**Your task:** Copy out lines with the word "kanazawa" from the material that follows.

**Given data:**
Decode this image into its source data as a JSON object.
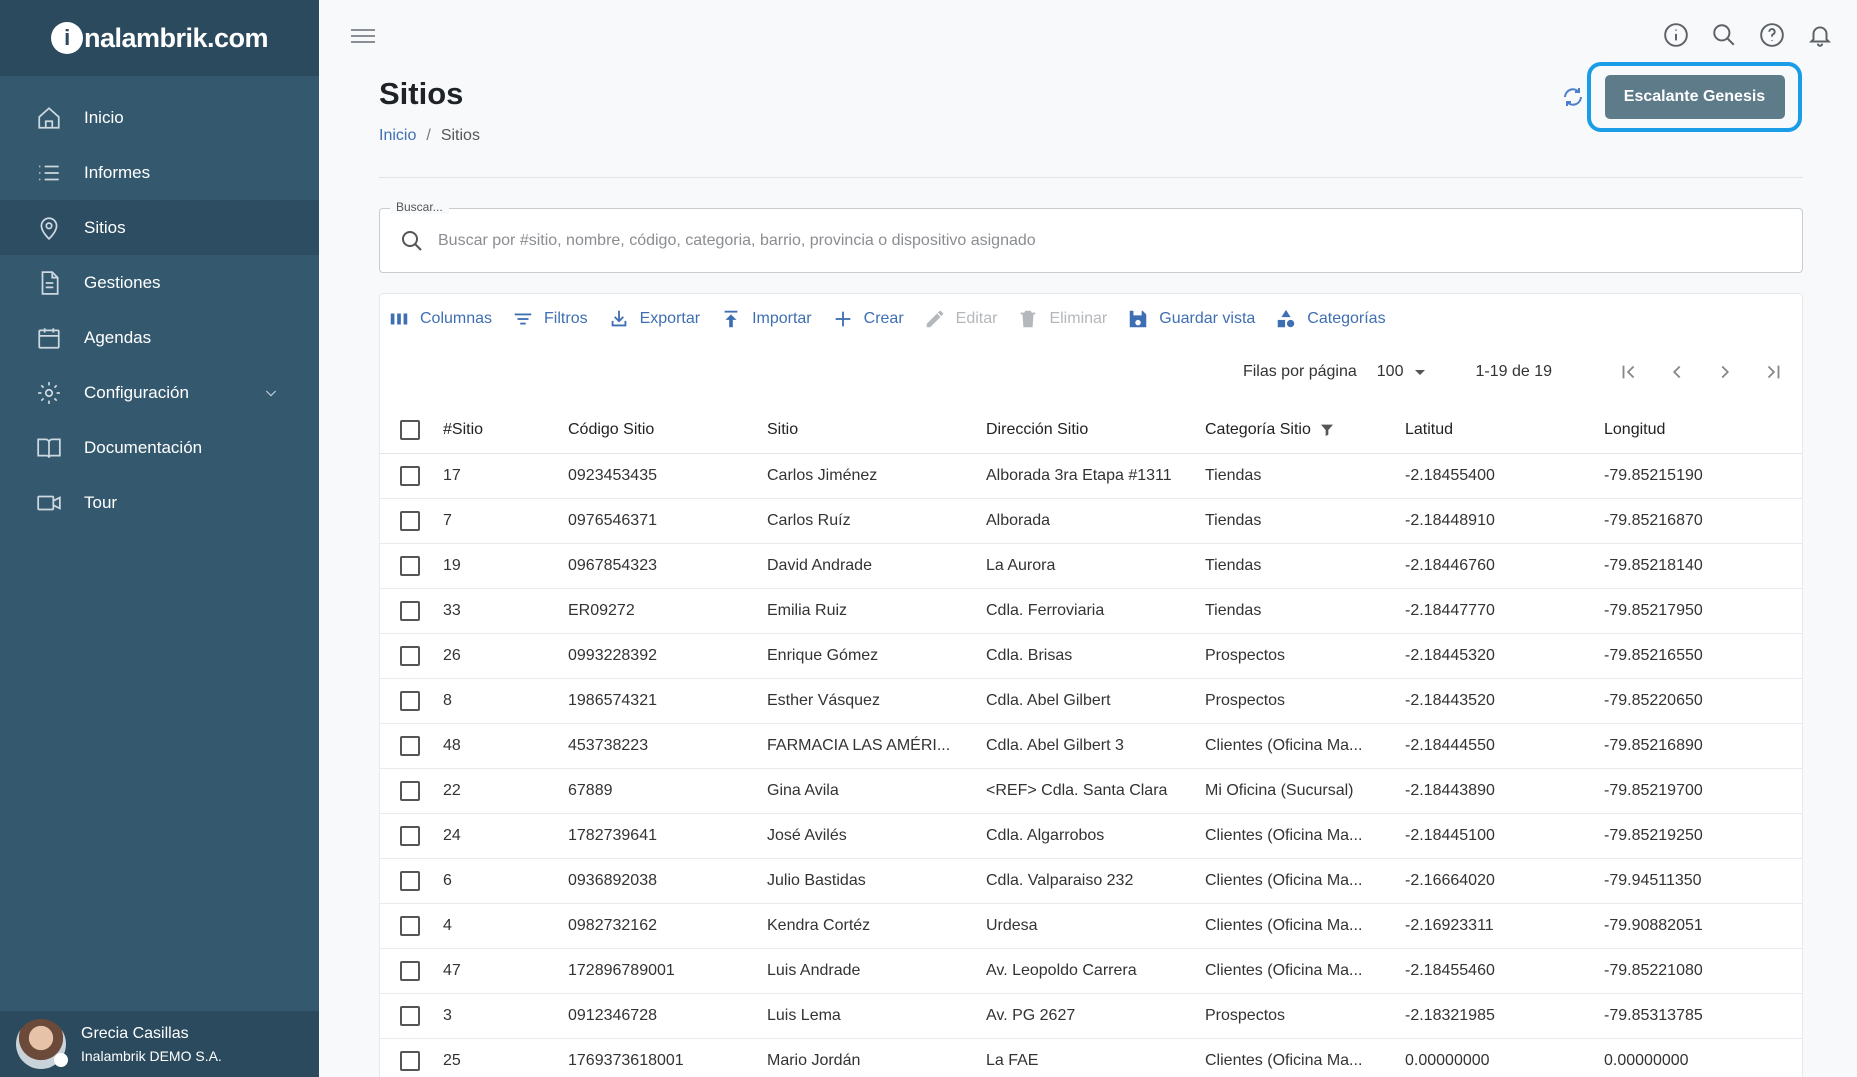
{
  "brand": {
    "logo_i": "i",
    "logo_rest": "nalambrik.com"
  },
  "sidebar": {
    "items": [
      {
        "label": "Inicio",
        "icon": "home-icon"
      },
      {
        "label": "Informes",
        "icon": "list-icon"
      },
      {
        "label": "Sitios",
        "icon": "location-pin-icon",
        "active": true
      },
      {
        "label": "Gestiones",
        "icon": "document-icon"
      },
      {
        "label": "Agendas",
        "icon": "calendar-icon"
      },
      {
        "label": "Configuración",
        "icon": "gear-icon",
        "expandable": true
      },
      {
        "label": "Documentación",
        "icon": "book-icon"
      },
      {
        "label": "Tour",
        "icon": "video-icon"
      }
    ]
  },
  "user": {
    "name": "Grecia Casillas",
    "org": "Inalambrik DEMO S.A."
  },
  "header": {
    "title": "Sitios",
    "breadcrumb": {
      "home": "Inicio",
      "sep": "/",
      "current": "Sitios"
    },
    "tenant_button": "Escalante Genesis"
  },
  "search": {
    "legend": "Buscar...",
    "placeholder": "Buscar por #sitio, nombre, código, categoria, barrio, provincia o dispositivo asignado"
  },
  "toolbar": {
    "columns": "Columnas",
    "filters": "Filtros",
    "export": "Exportar",
    "import": "Importar",
    "create": "Crear",
    "edit": "Editar",
    "delete": "Eliminar",
    "save_view": "Guardar vista",
    "categories": "Categorías"
  },
  "pager": {
    "rows_label": "Filas por página",
    "rows_value": "100",
    "count": "1-19 de 19"
  },
  "table": {
    "headers": [
      "#Sitio",
      "Código Sitio",
      "Sitio",
      "Dirección Sitio",
      "Categoría Sitio",
      "Latitud",
      "Longitud"
    ],
    "rows": [
      [
        "17",
        "0923453435",
        "Carlos Jiménez",
        "Alborada 3ra Etapa #1311",
        "Tiendas",
        "-2.18455400",
        "-79.85215190"
      ],
      [
        "7",
        "0976546371",
        "Carlos Ruíz",
        "Alborada",
        "Tiendas",
        "-2.18448910",
        "-79.85216870"
      ],
      [
        "19",
        "0967854323",
        "David Andrade",
        "La Aurora",
        "Tiendas",
        "-2.18446760",
        "-79.85218140"
      ],
      [
        "33",
        "ER09272",
        "Emilia Ruiz",
        "Cdla. Ferroviaria",
        "Tiendas",
        "-2.18447770",
        "-79.85217950"
      ],
      [
        "26",
        "0993228392",
        "Enrique Gómez",
        "Cdla. Brisas",
        "Prospectos",
        "-2.18445320",
        "-79.85216550"
      ],
      [
        "8",
        "1986574321",
        "Esther Vásquez",
        "Cdla. Abel Gilbert",
        "Prospectos",
        "-2.18443520",
        "-79.85220650"
      ],
      [
        "48",
        "453738223",
        "FARMACIA LAS AMÉRI...",
        "Cdla. Abel Gilbert 3",
        "Clientes (Oficina Ma...",
        "-2.18444550",
        "-79.85216890"
      ],
      [
        "22",
        "67889",
        "Gina Avila",
        "<REF> Cdla. Santa Clara",
        "Mi Oficina (Sucursal)",
        "-2.18443890",
        "-79.85219700"
      ],
      [
        "24",
        "1782739641",
        "José Avilés",
        "Cdla. Algarrobos",
        "Clientes (Oficina Ma...",
        "-2.18445100",
        "-79.85219250"
      ],
      [
        "6",
        "0936892038",
        "Julio Bastidas",
        "Cdla. Valparaiso 232",
        "Clientes (Oficina Ma...",
        "-2.16664020",
        "-79.94511350"
      ],
      [
        "4",
        "0982732162",
        "Kendra Cortéz",
        "Urdesa",
        "Clientes (Oficina Ma...",
        "-2.16923311",
        "-79.90882051"
      ],
      [
        "47",
        "172896789001",
        "Luis Andrade",
        "Av. Leopoldo Carrera",
        "Clientes (Oficina Ma...",
        "-2.18455460",
        "-79.85221080"
      ],
      [
        "3",
        "0912346728",
        "Luis Lema",
        "Av. PG 2627",
        "Prospectos",
        "-2.18321985",
        "-79.85313785"
      ],
      [
        "25",
        "1769373618001",
        "Mario Jordán",
        "La FAE",
        "Clientes (Oficina Ma...",
        "0.00000000",
        "0.00000000"
      ]
    ]
  },
  "colors": {
    "sidebar": "#34596f",
    "sidebar_dark": "#2b4a5e",
    "accent": "#3f6fb3",
    "highlight": "#1a9ce6",
    "tenant": "#5e7b8a"
  }
}
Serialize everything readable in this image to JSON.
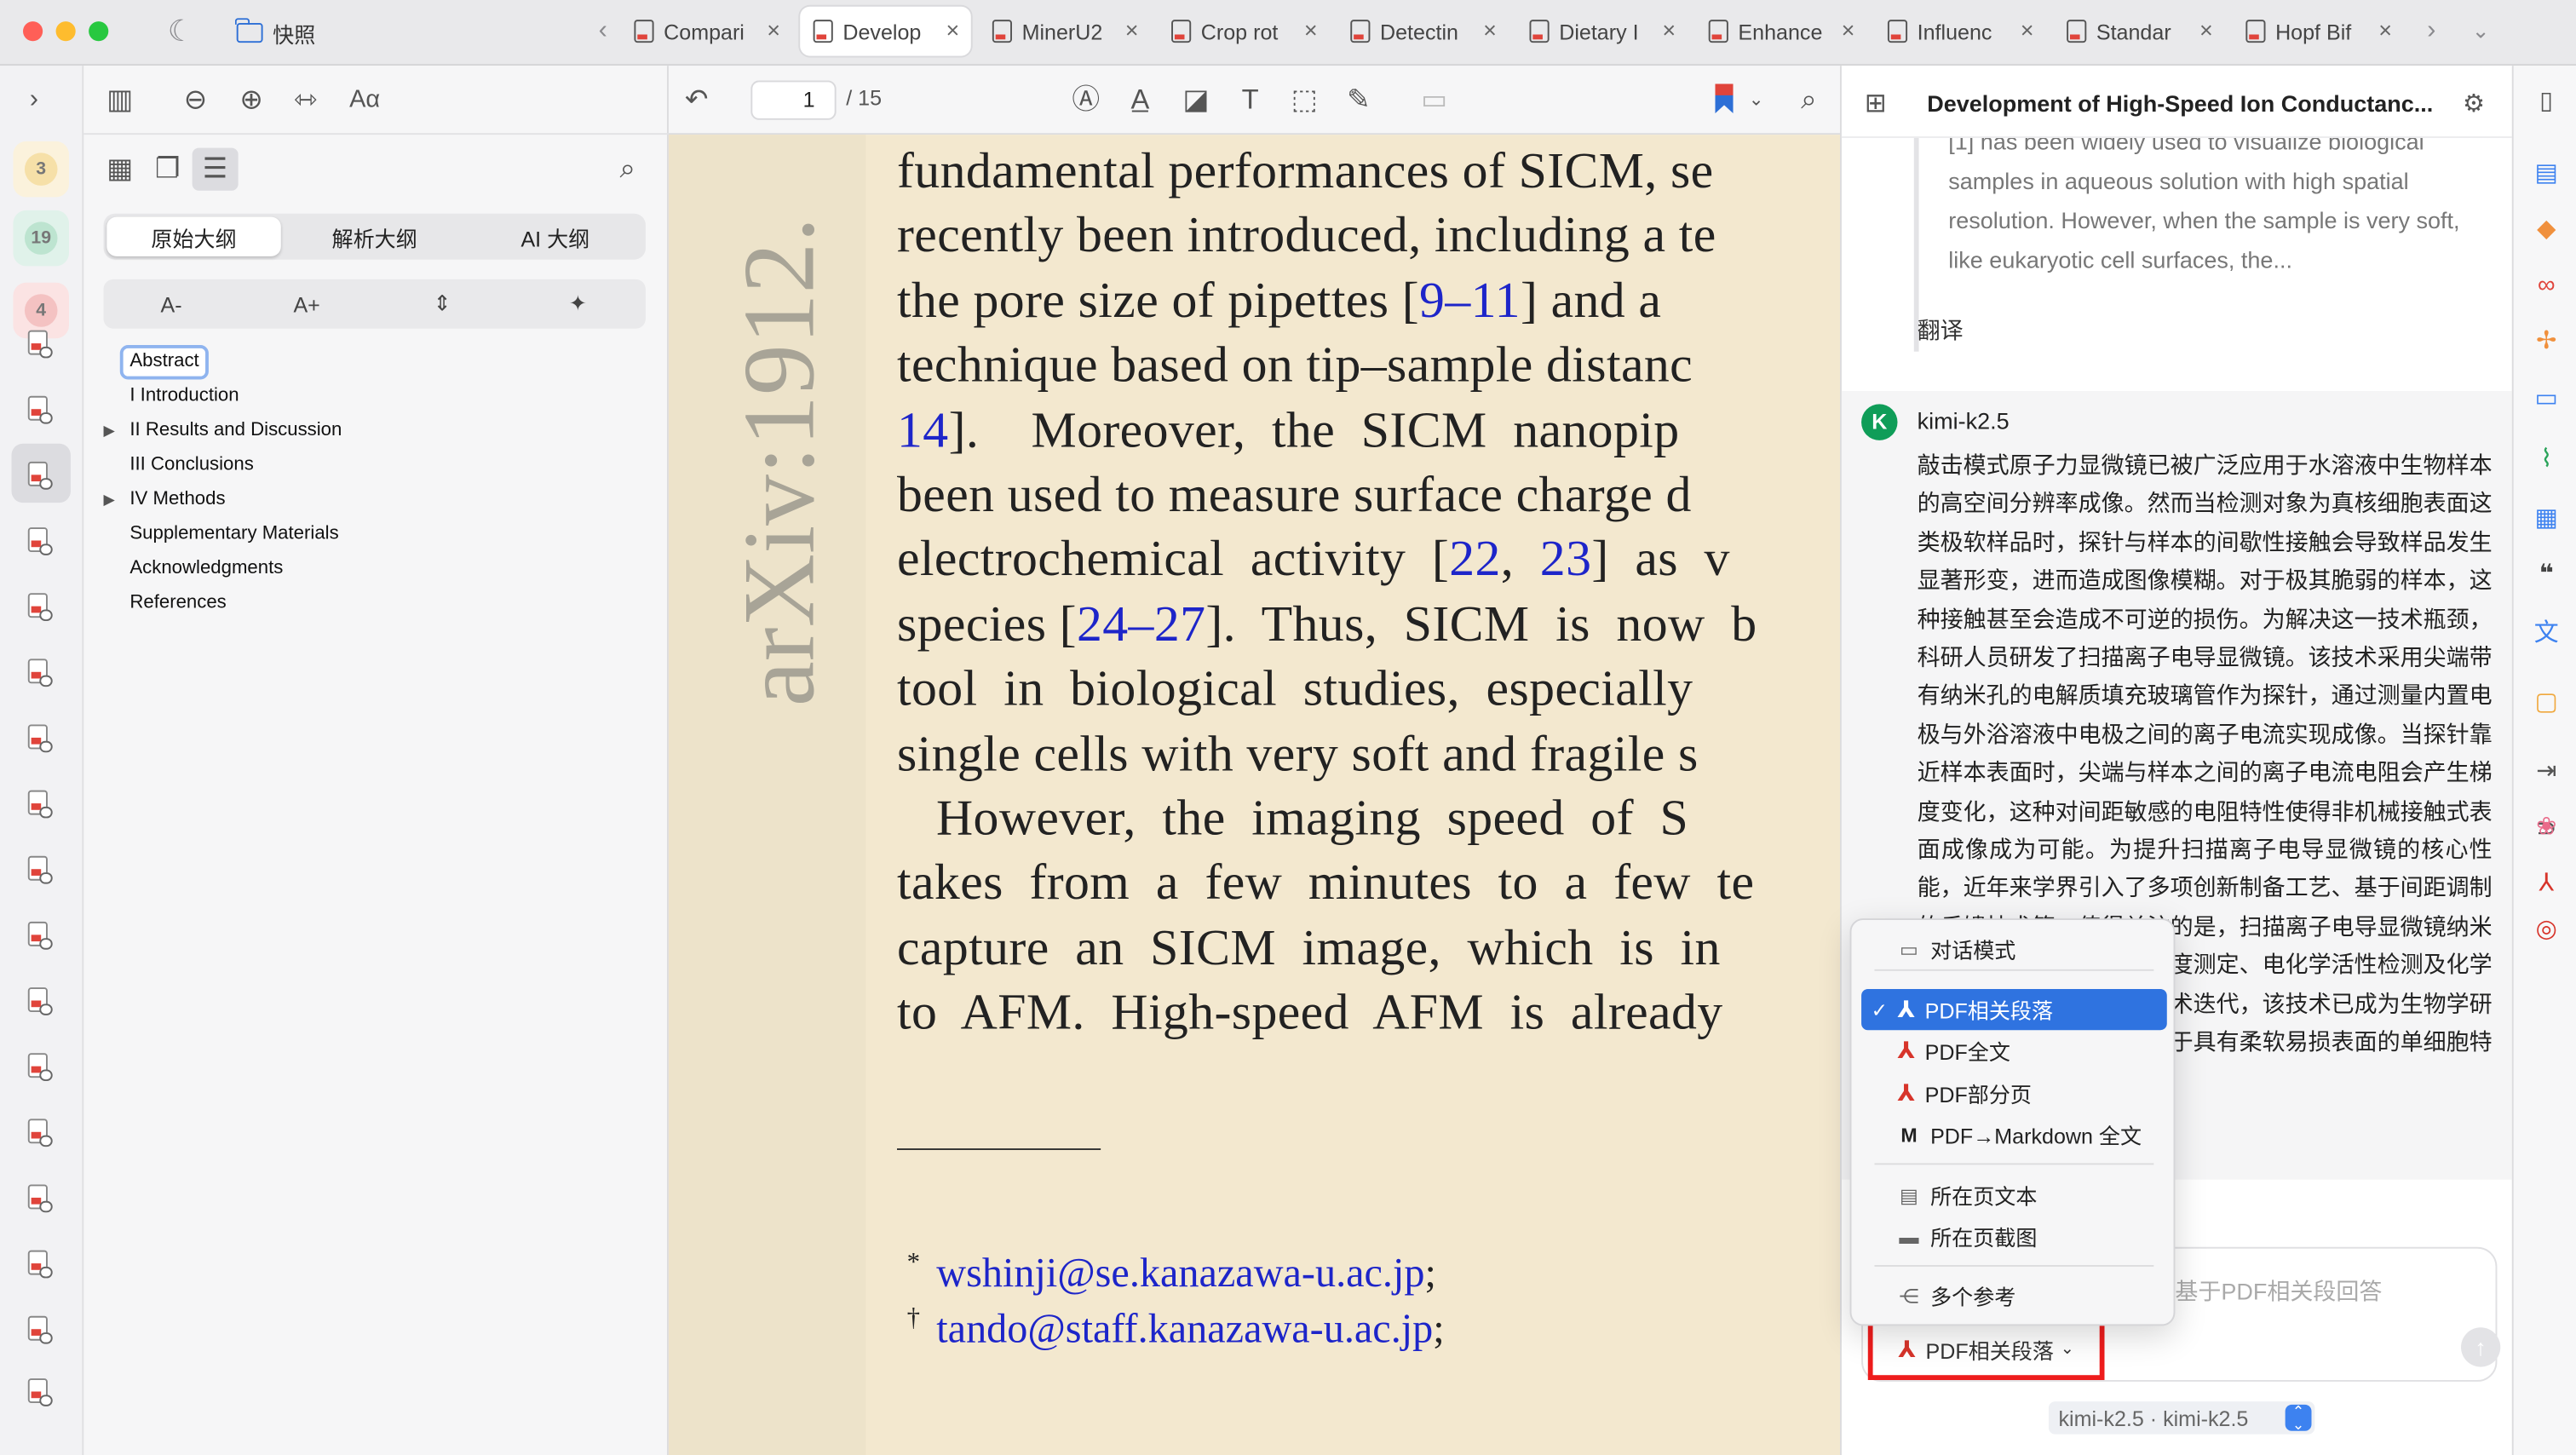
{
  "window": {
    "folder_label": "快照"
  },
  "tabs": [
    {
      "label": "Compari",
      "active": false
    },
    {
      "label": "Develop",
      "active": true
    },
    {
      "label": "MinerU2",
      "active": false
    },
    {
      "label": "Crop rot",
      "active": false
    },
    {
      "label": "Detectin",
      "active": false
    },
    {
      "label": "Dietary I",
      "active": false
    },
    {
      "label": "Enhance",
      "active": false
    },
    {
      "label": "Influenc",
      "active": false
    },
    {
      "label": "Standar",
      "active": false
    },
    {
      "label": "Hopf Bif",
      "active": false
    }
  ],
  "rail": {
    "badges": [
      "3",
      "19",
      "4"
    ]
  },
  "outline": {
    "tabs": [
      "原始大纲",
      "解析大纲",
      "AI 大纲"
    ],
    "font_controls": [
      "A-",
      "A+"
    ],
    "items": [
      {
        "label": "Abstract",
        "expandable": false,
        "selected": true
      },
      {
        "label": "I Introduction",
        "expandable": false,
        "selected": false
      },
      {
        "label": "II Results and Discussion",
        "expandable": true,
        "selected": false
      },
      {
        "label": "III Conclusions",
        "expandable": false,
        "selected": false
      },
      {
        "label": "IV Methods",
        "expandable": true,
        "selected": false
      },
      {
        "label": "Supplementary Materials",
        "expandable": false,
        "selected": false
      },
      {
        "label": "Acknowledgments",
        "expandable": false,
        "selected": false
      },
      {
        "label": "References",
        "expandable": false,
        "selected": false
      }
    ]
  },
  "toolbar": {
    "page_current": "1",
    "page_total": "/ 15"
  },
  "pdf": {
    "margin_watermark": "arXiv:1912.",
    "lines": [
      [
        {
          "t": "fundamental performances of SICM, se"
        }
      ],
      [
        {
          "t": "recently been introduced, including a te"
        }
      ],
      [
        {
          "t": "the pore size of pipettes ["
        },
        {
          "t": "9–11",
          "c": 1
        },
        {
          "t": "] and a"
        }
      ],
      [
        {
          "t": "technique based on tip–sample distanc"
        }
      ],
      [
        {
          "t": "14",
          "c": 1
        },
        {
          "t": "].    Moreover,  the  SICM  nanopip"
        }
      ],
      [
        {
          "t": "been used to measure surface charge d"
        }
      ],
      [
        {
          "t": "electrochemical  activity  ["
        },
        {
          "t": "22",
          "c": 1
        },
        {
          "t": ",  "
        },
        {
          "t": "23",
          "c": 1
        },
        {
          "t": "]  as  v"
        }
      ],
      [
        {
          "t": "species ["
        },
        {
          "t": "24–27",
          "c": 1
        },
        {
          "t": "].  Thus,  SICM  is  now  b"
        }
      ],
      [
        {
          "t": "tool  in  biological  studies,  especially"
        }
      ],
      [
        {
          "t": "single cells with very soft and fragile s"
        }
      ],
      [
        {
          "t": "   However,  the  imaging  speed  of  S"
        }
      ],
      [
        {
          "t": "takes  from  a  few  minutes  to  a  few  te"
        }
      ],
      [
        {
          "t": "capture  an  SICM  image,  which  is  in"
        }
      ],
      [
        {
          "t": "to  AFM.  High-speed  AFM  is  already"
        }
      ]
    ],
    "footnotes": [
      {
        "mark": "*",
        "email": "wshinji@se.kanazawa-u.ac.jp",
        "tail": ";"
      },
      {
        "mark": "†",
        "email": "tando@staff.kanazawa-u.ac.jp",
        "tail": ";"
      }
    ]
  },
  "ai": {
    "title": "Development of High-Speed Ion Conductanc...",
    "quote": "[1] has been widely used to visualize biological samples in aqueous solution with high spatial resolution. However, when the sample is very soft, like eukaryotic cell surfaces, the...",
    "translate_label": "翻译",
    "model_name": "kimi-k2.5",
    "reply": "敲击模式原子力显微镜已被广泛应用于水溶液中生物样本的高空间分辨率成像。然而当检测对象为真核细胞表面这类极软样品时，探针与样本的间歇性接触会导致样品发生显著形变，进而造成图像模糊。对于极其脆弱的样本，这种接触甚至会造成不可逆的损伤。为解决这一技术瓶颈，科研人员研发了扫描离子电导显微镜。该技术采用尖端带有纳米孔的电解质填充玻璃管作为探针，通过测量内置电极与外浴溶液中电极之间的离子电流实现成像。当探针靠近样本表面时，尖端与样本之间的离子电流电阻会产生梯度变化，这种对间距敏感的电阻特性使得非机械接触式表面成像成为可能。为提升扫描离子电导显微镜的核心性能，近年来学界引入了多项创新制备工艺、基于间距调制的反馈技术等。值得关注的是，扫描离子电导显微镜纳米探针还被用于表面电荷密度测定、电化学活性检测及化学物质递送等方向。随着技术迭代，该技术已成为生物学研究的重要工具，特别适用于具有柔软易损表面的单细胞特性解析。",
    "input_placeholder": "基于PDF相关段回答",
    "source_button": "PDF相关段落",
    "model_bar": "kimi-k2.5 · kimi-k2.5"
  },
  "menu": {
    "items": [
      {
        "label": "对话模式",
        "icon": "chat"
      },
      {
        "label": "PDF相关段落",
        "icon": "pdf",
        "selected": true
      },
      {
        "label": "PDF全文",
        "icon": "pdf"
      },
      {
        "label": "PDF部分页",
        "icon": "pdf"
      },
      {
        "label": "PDF→Markdown 全文",
        "icon": "markdown"
      },
      {
        "label": "所在页文本",
        "icon": "page-text"
      },
      {
        "label": "所在页截图",
        "icon": "page-image"
      },
      {
        "label": "多个参考",
        "icon": "share"
      }
    ]
  },
  "colors": {
    "accent": "#2f73e0",
    "highlight_border": "#ee1c1c",
    "pdf_bg": "#f3e8cf",
    "citation": "#1d25c9"
  }
}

**Written answer:**
        "email": "wshinji@se.kanazawa-u.ac.jp",
        "email": "tando@staff.kanazawa-u.ac.jp",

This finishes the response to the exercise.